* Start Records shown *

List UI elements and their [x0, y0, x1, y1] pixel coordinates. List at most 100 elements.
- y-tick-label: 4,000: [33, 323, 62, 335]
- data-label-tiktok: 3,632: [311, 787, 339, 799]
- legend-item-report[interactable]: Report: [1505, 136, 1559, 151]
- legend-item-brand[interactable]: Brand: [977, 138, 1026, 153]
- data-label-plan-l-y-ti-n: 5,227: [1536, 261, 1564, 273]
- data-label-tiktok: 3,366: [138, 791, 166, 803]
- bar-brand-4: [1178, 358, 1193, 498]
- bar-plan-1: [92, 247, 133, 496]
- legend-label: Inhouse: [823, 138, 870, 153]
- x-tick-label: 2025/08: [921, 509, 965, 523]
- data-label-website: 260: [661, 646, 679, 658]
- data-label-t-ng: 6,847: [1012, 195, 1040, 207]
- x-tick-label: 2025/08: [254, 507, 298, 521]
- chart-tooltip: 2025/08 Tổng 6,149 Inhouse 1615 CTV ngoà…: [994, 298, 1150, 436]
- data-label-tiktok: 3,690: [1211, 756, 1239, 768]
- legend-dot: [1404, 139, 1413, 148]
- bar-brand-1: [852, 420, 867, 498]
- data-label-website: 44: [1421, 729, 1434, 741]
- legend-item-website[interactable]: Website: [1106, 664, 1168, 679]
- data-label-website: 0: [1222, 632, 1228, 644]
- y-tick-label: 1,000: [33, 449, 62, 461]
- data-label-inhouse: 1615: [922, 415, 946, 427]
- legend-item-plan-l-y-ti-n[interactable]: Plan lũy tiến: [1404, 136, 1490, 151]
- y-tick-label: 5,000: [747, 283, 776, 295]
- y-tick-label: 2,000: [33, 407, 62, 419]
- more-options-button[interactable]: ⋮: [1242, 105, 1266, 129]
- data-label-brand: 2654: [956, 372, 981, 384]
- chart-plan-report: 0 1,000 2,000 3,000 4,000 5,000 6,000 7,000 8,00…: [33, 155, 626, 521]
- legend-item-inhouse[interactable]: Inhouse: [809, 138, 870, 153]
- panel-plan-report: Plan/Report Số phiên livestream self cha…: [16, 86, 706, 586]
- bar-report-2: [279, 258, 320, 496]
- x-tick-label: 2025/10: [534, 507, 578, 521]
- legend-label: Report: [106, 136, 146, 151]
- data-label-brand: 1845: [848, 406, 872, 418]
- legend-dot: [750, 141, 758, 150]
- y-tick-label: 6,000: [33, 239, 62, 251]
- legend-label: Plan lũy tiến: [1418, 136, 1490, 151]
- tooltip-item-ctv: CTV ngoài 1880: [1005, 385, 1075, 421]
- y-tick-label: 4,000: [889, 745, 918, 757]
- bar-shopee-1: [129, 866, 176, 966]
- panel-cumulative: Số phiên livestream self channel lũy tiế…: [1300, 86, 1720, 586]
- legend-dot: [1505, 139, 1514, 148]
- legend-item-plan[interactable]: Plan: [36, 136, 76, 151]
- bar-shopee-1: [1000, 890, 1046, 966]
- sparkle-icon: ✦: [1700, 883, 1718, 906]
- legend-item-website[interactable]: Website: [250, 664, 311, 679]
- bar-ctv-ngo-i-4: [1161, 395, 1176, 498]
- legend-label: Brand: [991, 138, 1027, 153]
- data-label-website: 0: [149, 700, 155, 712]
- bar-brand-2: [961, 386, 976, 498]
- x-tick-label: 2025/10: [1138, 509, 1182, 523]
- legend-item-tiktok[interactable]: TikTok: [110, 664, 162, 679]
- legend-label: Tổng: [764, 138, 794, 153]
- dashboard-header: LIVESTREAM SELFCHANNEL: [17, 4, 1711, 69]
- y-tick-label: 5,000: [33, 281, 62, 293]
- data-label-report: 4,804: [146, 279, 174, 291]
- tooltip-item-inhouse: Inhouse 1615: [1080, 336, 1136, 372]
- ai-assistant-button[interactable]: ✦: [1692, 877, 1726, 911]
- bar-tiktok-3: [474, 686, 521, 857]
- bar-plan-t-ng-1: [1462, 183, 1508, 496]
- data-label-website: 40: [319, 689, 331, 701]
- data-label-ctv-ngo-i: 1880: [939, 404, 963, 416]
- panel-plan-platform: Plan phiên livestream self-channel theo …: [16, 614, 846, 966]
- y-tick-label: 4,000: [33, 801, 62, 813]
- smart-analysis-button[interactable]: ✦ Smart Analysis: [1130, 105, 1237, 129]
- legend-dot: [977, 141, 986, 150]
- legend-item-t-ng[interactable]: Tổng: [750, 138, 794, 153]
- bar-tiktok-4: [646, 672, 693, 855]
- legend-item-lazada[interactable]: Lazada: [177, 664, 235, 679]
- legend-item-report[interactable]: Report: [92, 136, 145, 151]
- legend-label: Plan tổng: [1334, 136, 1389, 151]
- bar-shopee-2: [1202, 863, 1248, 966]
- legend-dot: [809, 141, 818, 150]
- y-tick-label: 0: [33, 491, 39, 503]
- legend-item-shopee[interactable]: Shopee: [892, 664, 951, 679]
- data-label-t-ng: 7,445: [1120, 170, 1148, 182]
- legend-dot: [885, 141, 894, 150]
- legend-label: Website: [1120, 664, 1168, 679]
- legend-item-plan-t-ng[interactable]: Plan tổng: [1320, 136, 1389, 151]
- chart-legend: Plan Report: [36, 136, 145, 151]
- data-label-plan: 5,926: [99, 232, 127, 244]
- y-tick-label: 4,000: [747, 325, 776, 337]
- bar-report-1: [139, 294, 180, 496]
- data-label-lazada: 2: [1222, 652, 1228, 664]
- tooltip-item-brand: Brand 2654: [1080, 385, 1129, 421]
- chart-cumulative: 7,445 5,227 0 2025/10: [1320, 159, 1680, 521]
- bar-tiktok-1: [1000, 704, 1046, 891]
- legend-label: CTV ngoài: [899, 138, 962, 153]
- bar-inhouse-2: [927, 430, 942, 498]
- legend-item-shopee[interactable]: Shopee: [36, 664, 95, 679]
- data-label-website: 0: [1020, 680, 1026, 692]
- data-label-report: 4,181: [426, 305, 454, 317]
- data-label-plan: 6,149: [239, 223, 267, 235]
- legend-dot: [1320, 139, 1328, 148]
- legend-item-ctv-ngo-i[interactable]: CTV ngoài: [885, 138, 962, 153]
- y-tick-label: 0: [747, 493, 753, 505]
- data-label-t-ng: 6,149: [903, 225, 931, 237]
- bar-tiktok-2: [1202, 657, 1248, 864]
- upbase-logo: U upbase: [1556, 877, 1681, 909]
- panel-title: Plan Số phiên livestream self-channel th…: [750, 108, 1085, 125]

* End Records shown *

*Problem requirements*.
Please output the lines in the listing above as a JSON list of strings, one string per line, skipping blank lines.

*Result for this exercise*.
[
  "List UI elements and their [x0, y0, x1, y1] pixel coordinates. List at most 100 elements.",
  "- y-tick-label: 4,000: [33, 323, 62, 335]",
  "- data-label-tiktok: 3,632: [311, 787, 339, 799]",
  "- legend-item-report[interactable]: Report: [1505, 136, 1559, 151]",
  "- legend-item-brand[interactable]: Brand: [977, 138, 1026, 153]",
  "- data-label-plan-l-y-ti-n: 5,227: [1536, 261, 1564, 273]",
  "- data-label-tiktok: 3,366: [138, 791, 166, 803]",
  "- bar-brand-4: [1178, 358, 1193, 498]",
  "- bar-plan-1: [92, 247, 133, 496]",
  "- legend-label: Inhouse: [823, 138, 870, 153]",
  "- x-tick-label: 2025/08: [921, 509, 965, 523]",
  "- data-label-website: 260: [661, 646, 679, 658]",
  "- data-label-t-ng: 6,847: [1012, 195, 1040, 207]",
  "- x-tick-label: 2025/08: [254, 507, 298, 521]",
  "- chart-tooltip: 2025/08 Tổng 6,149 Inhouse 1615 CTV ngoà…: [994, 298, 1150, 436]",
  "- data-label-tiktok: 3,690: [1211, 756, 1239, 768]",
  "- legend-dot: [1404, 139, 1413, 148]",
  "- bar-brand-1: [852, 420, 867, 498]",
  "- data-label-website: 44: [1421, 729, 1434, 741]",
  "- legend-item-website[interactable]: Website: [1106, 664, 1168, 679]",
  "- data-label-website: 0: [1222, 632, 1228, 644]",
  "- y-tick-label: 1,000: [33, 449, 62, 461]",
  "- data-label-inhouse: 1615: [922, 415, 946, 427]",
  "- legend-item-plan-l-y-ti-n[interactable]: Plan lũy tiến: [1404, 136, 1490, 151]",
  "- y-tick-label: 5,000: [747, 283, 776, 295]",
  "- y-tick-label: 2,000: [33, 407, 62, 419]",
  "- more-options-button[interactable]: ⋮: [1242, 105, 1266, 129]",
  "- data-label-brand: 2654: [956, 372, 981, 384]",
  "- chart-plan-report: 0 1,000 2,000 3,000 4,000 5,000 6,000 7,000 8,00…: [33, 155, 626, 521]",
  "- legend-item-inhouse[interactable]: Inhouse: [809, 138, 870, 153]",
  "- panel-plan-report: Plan/Report Số phiên livestream self cha…: [16, 86, 706, 586]",
  "- bar-report-2: [279, 258, 320, 496]",
  "- x-tick-label: 2025/10: [534, 507, 578, 521]",
  "- legend-label: Report: [106, 136, 146, 151]",
  "- data-label-brand: 1845: [848, 406, 872, 418]",
  "- legend-dot: [750, 141, 758, 150]",
  "- y-tick-label: 6,000: [33, 239, 62, 251]",
  "- legend-label: Plan lũy tiến: [1418, 136, 1490, 151]",
  "- tooltip-item-ctv: CTV ngoài 1880: [1005, 385, 1075, 421]",
  "- y-tick-label: 4,000: [889, 745, 918, 757]",
  "- bar-shopee-1: [129, 866, 176, 966]",
  "- panel-cumulative: Số phiên livestream self channel lũy tiế…: [1300, 86, 1720, 586]",
  "- legend-dot: [1505, 139, 1514, 148]",
  "- legend-item-plan[interactable]: Plan: [36, 136, 76, 151]",
  "- bar-shopee-1: [1000, 890, 1046, 966]",
  "- sparkle-icon: ✦: [1700, 883, 1718, 906]",
  "- legend-item-website[interactable]: Website: [250, 664, 311, 679]",
  "- bar-ctv-ngo-i-4: [1161, 395, 1176, 498]",
  "- legend-label: Brand: [991, 138, 1027, 153]",
  "- data-label-website: 0: [149, 700, 155, 712]",
  "- bar-brand-2: [961, 386, 976, 498]",
  "- x-tick-label: 2025/10: [1138, 509, 1182, 523]",
  "- legend-item-tiktok[interactable]: TikTok: [110, 664, 162, 679]",
  "- legend-label: Tổng: [764, 138, 794, 153]",
  "- dashboard-header: LIVESTREAM SELFCHANNEL: [17, 4, 1711, 69]",
  "- y-tick-label: 5,000: [33, 281, 62, 293]",
  "- data-label-report: 4,804: [146, 279, 174, 291]",
  "- tooltip-item-inhouse: Inhouse 1615: [1080, 336, 1136, 372]",
  "- ai-assistant-button[interactable]: ✦: [1692, 877, 1726, 911]",
  "- bar-tiktok-3: [474, 686, 521, 857]",
  "- bar-plan-t-ng-1: [1462, 183, 1508, 496]",
  "- data-label-website: 40: [319, 689, 331, 701]",
  "- data-label-ctv-ngo-i: 1880: [939, 404, 963, 416]",
  "- panel-plan-platform: Plan phiên livestream self-channel theo …: [16, 614, 846, 966]",
  "- y-tick-label: 4,000: [33, 801, 62, 813]",
  "- smart-analysis-button[interactable]: ✦ Smart Analysis: [1130, 105, 1237, 129]",
  "- legend-dot: [977, 141, 986, 150]",
  "- legend-item-t-ng[interactable]: Tổng: [750, 138, 794, 153]",
  "- bar-tiktok-4: [646, 672, 693, 855]",
  "- legend-item-lazada[interactable]: Lazada: [177, 664, 235, 679]",
  "- legend-item-report[interactable]: Report: [92, 136, 145, 151]",
  "- legend-label: Plan tổng: [1334, 136, 1389, 151]",
  "- bar-shopee-2: [1202, 863, 1248, 966]",
  "- legend-dot: [809, 141, 818, 150]",
  "- y-tick-label: 0: [33, 491, 39, 503]",
  "- legend-item-shopee[interactable]: Shopee: [892, 664, 951, 679]",
  "- data-label-t-ng: 7,445: [1120, 170, 1148, 182]",
  "- legend-dot: [885, 141, 894, 150]",
  "- legend-label: Website: [1120, 664, 1168, 679]",
  "- legend-item-plan-t-ng[interactable]: Plan tổng: [1320, 136, 1389, 151]",
  "- chart-legend: Plan Report: [36, 136, 145, 151]",
  "- data-label-plan: 5,926: [99, 232, 127, 244]",
  "- y-tick-label: 4,000: [747, 325, 776, 337]",
  "- bar-report-1: [139, 294, 180, 496]",
  "- data-label-lazada: 2: [1222, 652, 1228, 664]",
  "- tooltip-item-brand: Brand 2654: [1080, 385, 1129, 421]",
  "- chart-cumulative: 7,445 5,227 0 2025/10: [1320, 159, 1680, 521]",
  "- bar-tiktok-1: [1000, 704, 1046, 891]",
  "- legend-label: CTV ngoài: [899, 138, 962, 153]",
  "- bar-inhouse-2: [927, 430, 942, 498]",
  "- legend-item-shopee[interactable]: Shopee: [36, 664, 95, 679]",
  "- data-label-website: 0: [1020, 680, 1026, 692]",
  "- data-label-report: 4,181: [426, 305, 454, 317]",
  "- data-label-plan: 6,149: [239, 223, 267, 235]",
  "- legend-dot: [1320, 139, 1328, 148]",
  "- legend-item-ctv-ngo-i[interactable]: CTV ngoài: [885, 138, 962, 153]",
  "- y-tick-label: 0: [747, 493, 753, 505]",
  "- data-label-t-ng: 6,149: [903, 225, 931, 237]",
  "- bar-tiktok-2: [1202, 657, 1248, 864]",
  "- upbase-logo: U upbase: [1556, 877, 1681, 909]",
  "- panel-title: Plan Số phiên livestream self-channel th…: [750, 108, 1085, 125]"
]